フランス北部の市役所を紹介する文章のうち、「<ルネスキュールの市役所 ©Kanmuri Yuki>」から「ぼれするものが多くあります。」まで（両端を含む）を一字一句変えずに書き写してください。

• _提示文_:
-----
というのも、第一次世界大戦後の町の再建にあたり、当時の市長が市役所を移動させたからです。1932年に完成したこの鐘楼は、当時フランスでは初の100m以上の高さを持つ鉄筋コンクリート製建造物でした。他に高いビルがあまりないため、今でも上からの眺望はなかなかのものです。
ベルグ(人口:約3,500人)
<ベルグの市役所 ©Kanmuri Yuki>
ベルグは、フランスで大ヒットした映画『ようこそ、シュティの土地へ(Bienvenue chez les Ch'tis)』(2008)の舞台となった町で、その鐘楼はやはり世界遺産に指定されています。けれどもベルグの鐘楼は、市役所とは別な建物。市役所の方は、1871年落成のルネッサンス様式で鐘楼の向かい側に建っています。
この写真で注目してほしいのは、市役所前に置かれた巨人(ジェアン)の存在。ベルギーからフランスのフランドル地方にかけての町や地域は、その町独自の巨人を持つ伝統があります。巨人たちは、普段は市役所などで大切に保管されていますが、祭りや行事では花形的存在で、中に複数の人が入って動かし、パレードなどに参加します。上に写っているのは、1913年に誕生した「ラマルティヌの選挙人」で、座った状態で高さ6メートル50センチ、体重250キロ。常に雨傘を持ち歩いているのが特徴であるベルグの巨人です。
ルネスキュール(人口:約2,100人)
<ルネスキュールの市役所 ©Kanmuri Yuki>
ルネスキュールは町というより村に近い規模の自治体ですが、その市役所が置かれているのは美しい城です。13世紀にフランドル伯が建てた城がもとになっており、その後フランス革命や火災などの被害を受けるたびに修復されてきました。今ある形で市役所がおかれたのは1970年のことです。市役所の周りには小川の流れる静かな庭園が広がり、散策にも適しています。
クロワ(人口:約2万人)
<クロワの市役所 ©Kanmuri Yuki>
リルの郊外にあるクロワの市役所も広い緑地に囲まれています。これはもともと、繊維業で財を成したルーベの富豪が1878年に建てたネオルネッサンス様式の邸宅でした。市役所として用いられ始めたのは1926年からのことで、周囲の緑地は市民の憩いの公園となっています。
ワンブルシ(人口:約1万人)
<ワンブルシの旧役所 ©Kanmuri Yuki>
こちらは、リル北方にある町ワンブルシの旧市役所です。1868年に建てられたネオフランドル様式の建物を見ると、赤レンガ建築の多様性を感じることができるのではないでしょうか。市役所には手狭となったことから、いまは観光案内所として用いられていますので、堂々と内部も見学してください。
ルーベ(人口:約9万8,000人)
<ルーベの市役所 ©Kanmuri Yuki>
リル北方のルーベは、19世紀から20世紀にかけて繊維産業で大いにその名を広めた街です。いまではその経済力は翳っているものの、全盛期に建てられた多くの大邸宅は、今見てもほれぼれするものが多くあります。
そんなルーベの市役所は20世紀初めに、グランプラスに面して建てられたもの。設計者は、ヴィクトール・ラルーといい、現在のオルセー美術館であるオルセー駅を設計した人物です。見学の際は、威風堂々としたファサードの浮彫も良くご覧ください。繊維産業などに従事する人々の像などが刻まれています。
-----
• _データ_:

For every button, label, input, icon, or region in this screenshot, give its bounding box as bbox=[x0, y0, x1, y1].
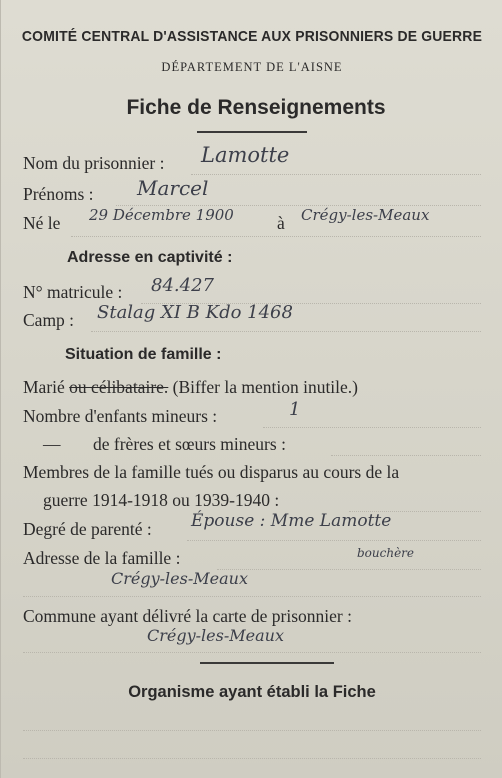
-----
• _解答はこちら_:
<ルネスキュールの市役所 ©Kanmuri Yuki>
ルネスキュールは町というより村に近い規模の自治体ですが、その市役所が置かれているのは美しい城です。13世紀にフランドル伯が建てた城がもとになっており、その後フランス革命や火災などの被害を受けるたびに修復されてきました。今ある形で市役所がおかれたのは1970年のことです。市役所の周りには小川の流れる静かな庭園が広がり、散策にも適しています。
クロワ(人口:約2万人)
<クロワの市役所 ©Kanmuri Yuki>
リルの郊外にあるクロワの市役所も広い緑地に囲まれています。これはもともと、繊維業で財を成したルーベの富豪が1878年に建てたネオルネッサンス様式の邸宅でした。市役所として用いられ始めたのは1926年からのことで、周囲の緑地は市民の憩いの公園となっています。
ワンブルシ(人口:約1万人)
<ワンブルシの旧役所 ©Kanmuri Yuki>
こちらは、リル北方にある町ワンブルシの旧市役所です。1868年に建てられたネオフランドル様式の建物を見ると、赤レンガ建築の多様性を感じることができるのではないでしょうか。市役所には手狭となったことから、いまは観光案内所として用いられていますので、堂々と内部も見学してください。
ルーベ(人口:約9万8,000人)
<ルーベの市役所 ©Kanmuri Yuki>
リル北方のルーベは、19世紀から20世紀にかけて繊維産業で大いにその名を広めた街です。いまではその経済力は翳っているものの、全盛期に建てられた多くの大邸宅は、今見てもほれぼれするものが多くあります。